ProTip: The last assignment wins in Verilog, so the reset overrides existing values for sx and sy.

sx and sy store the horizontal and vertical screen positions. Counting starts at zero, so the maximum values are 799 for sx and 524 for sy, requiring 10 bits to hold the coordinates (210 = 1024).

For simplicity, we put blanking after the visible pixels; that way, (0,0) is the top-left visible pixel and (639,479) is the bottom right.

The following diagram shows the display signals to scale with two 64x64 pixel squares drawn:

Simple Display Signals

de is data enable, which is low during the blanking interval (the grey area in the above diagram) and tells us when it’s safe to draw.

From the display timings, we know our sync polarity is negative for both hsync and vsync. Negative polarity means that a low voltage indicates a sync.

The following simulation shows the vertical sync starting at line 489. The vertical sync is low for two lines, as expected from the display timings. Note the horizontal sync at the end of each line.

Sync Signal Simulation

Test Benches

If you’re using Vivado, try exercising the designs with these test benches:

Some things to check:

  • What is the pixel clock period?
  • How long does the pixel clock take to lock?
  • Does a frame last precisely 1/60th of a second?
  • How much time does a single line last?
  • What are the maximum values of sx and sy when de is low?

You can find instructions for running the Vivado simulations in the source README.

Drawing Graphics

For our first design, we’re going to draw a square like this:

Square

We use the screen coordinates (sx,sy) to define a square in the centre of the screen:

logic square;
always_comb begin
    square = (sx > 220 && sx < 420) && (sy > 140 && sy < 340);
end

12-bit Colour

The VGA and DVI Pmods output 12-bit colour with three 4-bit channels: red, green, and blue.

• [Data]:
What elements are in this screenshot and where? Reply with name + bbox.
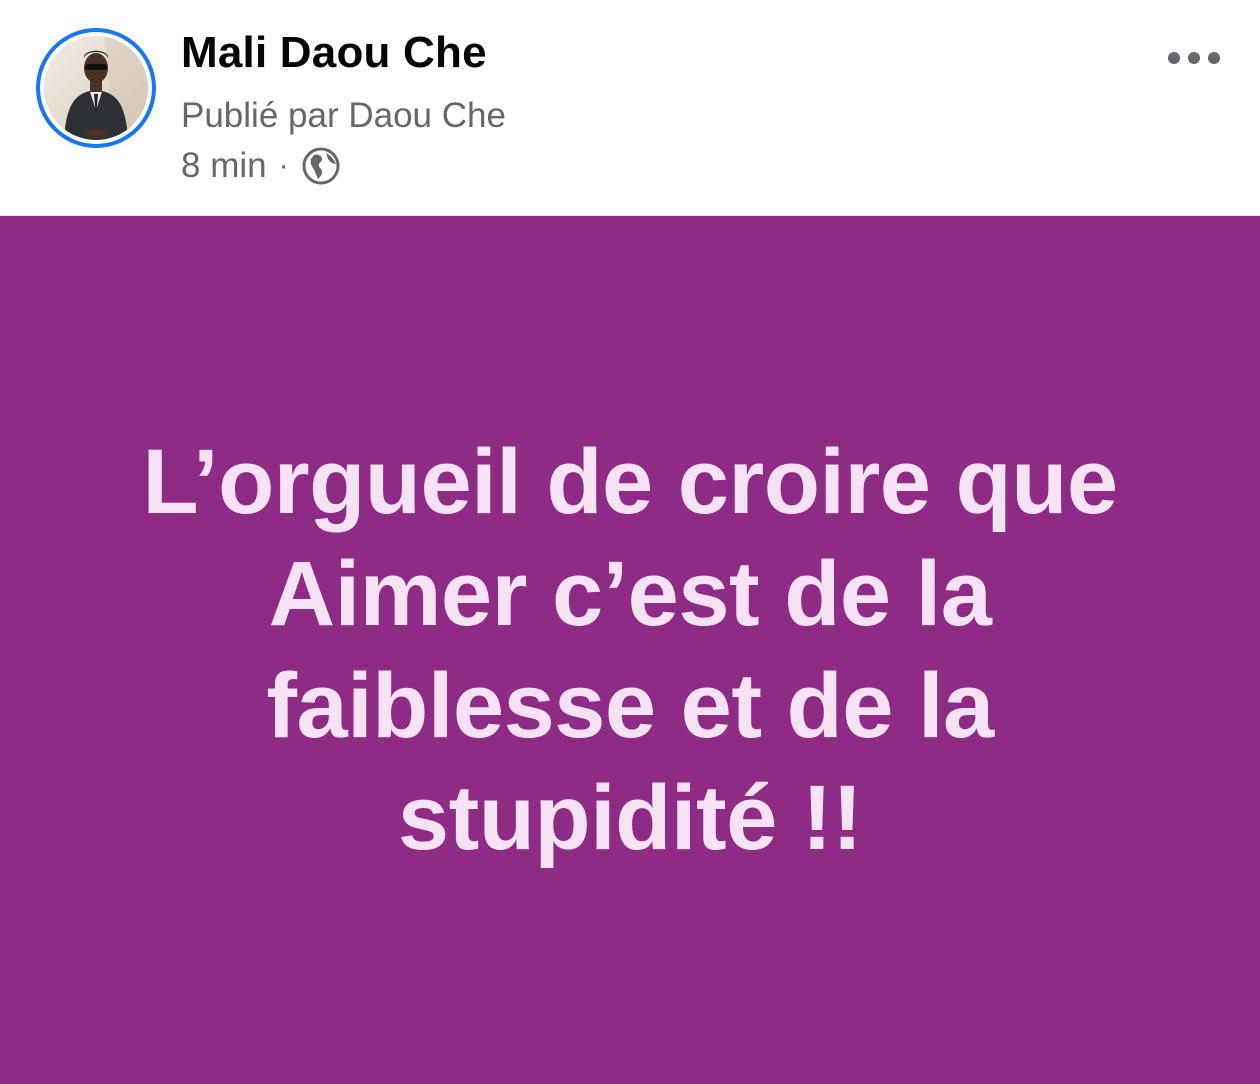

• [Job]:
Please reproduce the passage of the VGA display tutorial from "The following diagram" up to and including "of each line.". The data on this page has no role in the work.

• [Complete output]:
The following diagram shows the display signals to scale with two 64x64 pixel squares drawn:

Simple Display Signals

de is data enable, which is low during the blanking interval (the grey area in the above diagram) and tells us when it’s safe to draw.

From the display timings, we know our sync polarity is negative for both hsync and vsync. Negative polarity means that a low voltage indicates a sync.

The following simulation shows the vertical sync starting at line 489. The vertical sync is low for two lines, as expected from the display timings. Note the horizontal sync at the end of each line.